THE PROBLEM:
Return every line of the data below that includes the string "required".
——————
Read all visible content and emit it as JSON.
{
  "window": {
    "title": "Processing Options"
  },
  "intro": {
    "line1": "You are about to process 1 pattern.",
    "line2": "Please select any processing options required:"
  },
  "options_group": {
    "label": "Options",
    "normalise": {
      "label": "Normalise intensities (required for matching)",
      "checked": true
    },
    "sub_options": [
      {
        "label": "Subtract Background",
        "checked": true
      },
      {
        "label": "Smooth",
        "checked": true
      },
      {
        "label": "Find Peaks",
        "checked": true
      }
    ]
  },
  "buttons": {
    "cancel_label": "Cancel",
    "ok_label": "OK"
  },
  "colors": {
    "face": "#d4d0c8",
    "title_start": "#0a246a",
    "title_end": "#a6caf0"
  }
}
——————
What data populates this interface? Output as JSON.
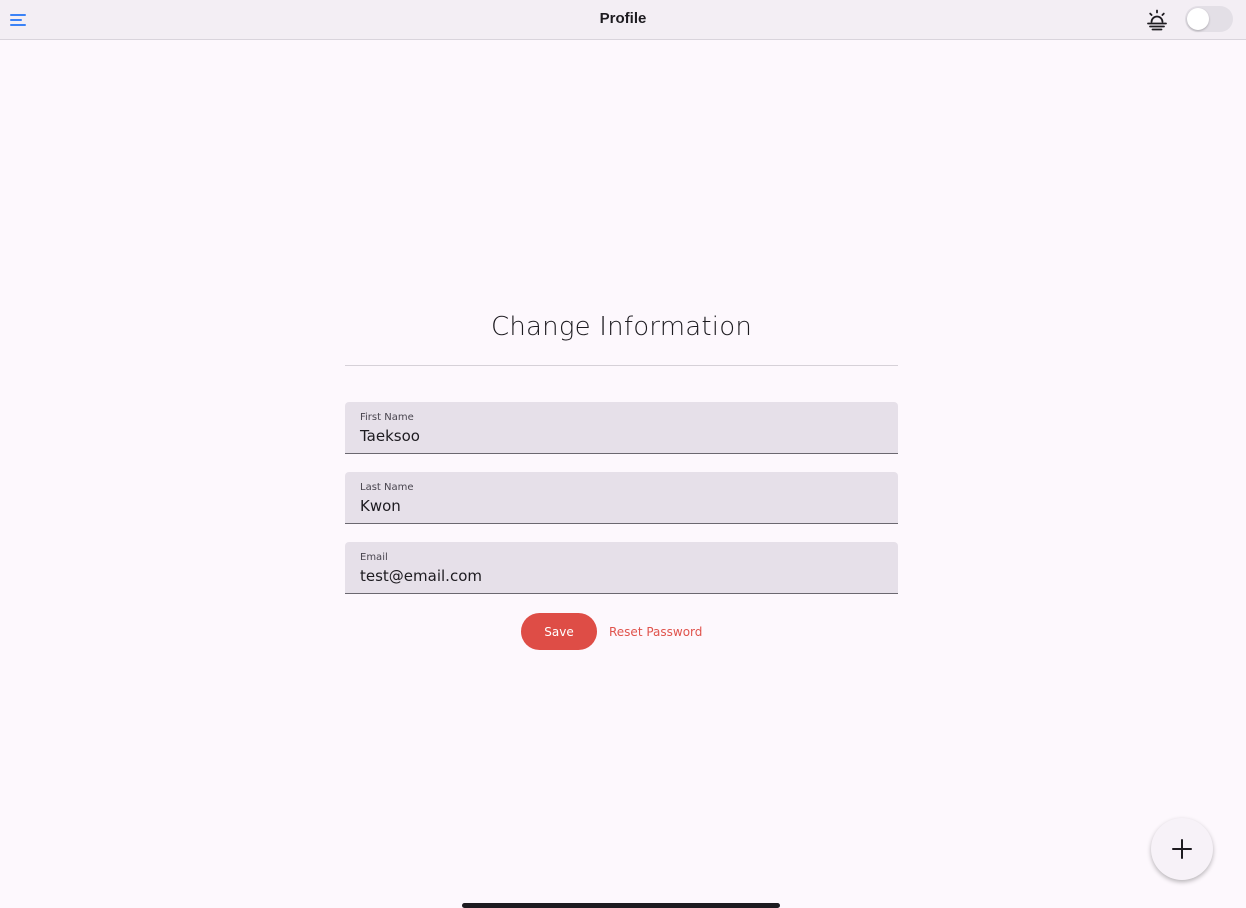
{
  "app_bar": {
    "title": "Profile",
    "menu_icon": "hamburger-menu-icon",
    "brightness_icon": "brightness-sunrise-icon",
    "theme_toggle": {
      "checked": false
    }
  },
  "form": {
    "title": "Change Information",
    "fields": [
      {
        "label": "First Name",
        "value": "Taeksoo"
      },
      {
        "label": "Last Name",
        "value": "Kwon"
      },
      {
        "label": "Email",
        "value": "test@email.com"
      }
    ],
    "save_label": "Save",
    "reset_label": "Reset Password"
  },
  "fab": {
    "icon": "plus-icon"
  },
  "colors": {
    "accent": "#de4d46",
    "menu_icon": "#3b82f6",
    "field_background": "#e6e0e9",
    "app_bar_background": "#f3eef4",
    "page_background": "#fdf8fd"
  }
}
——————
ANSWER TO THE PROBLEM:
    "line2": "Please select any processing options required:"
      "label": "Normalise intensities (required for matching)",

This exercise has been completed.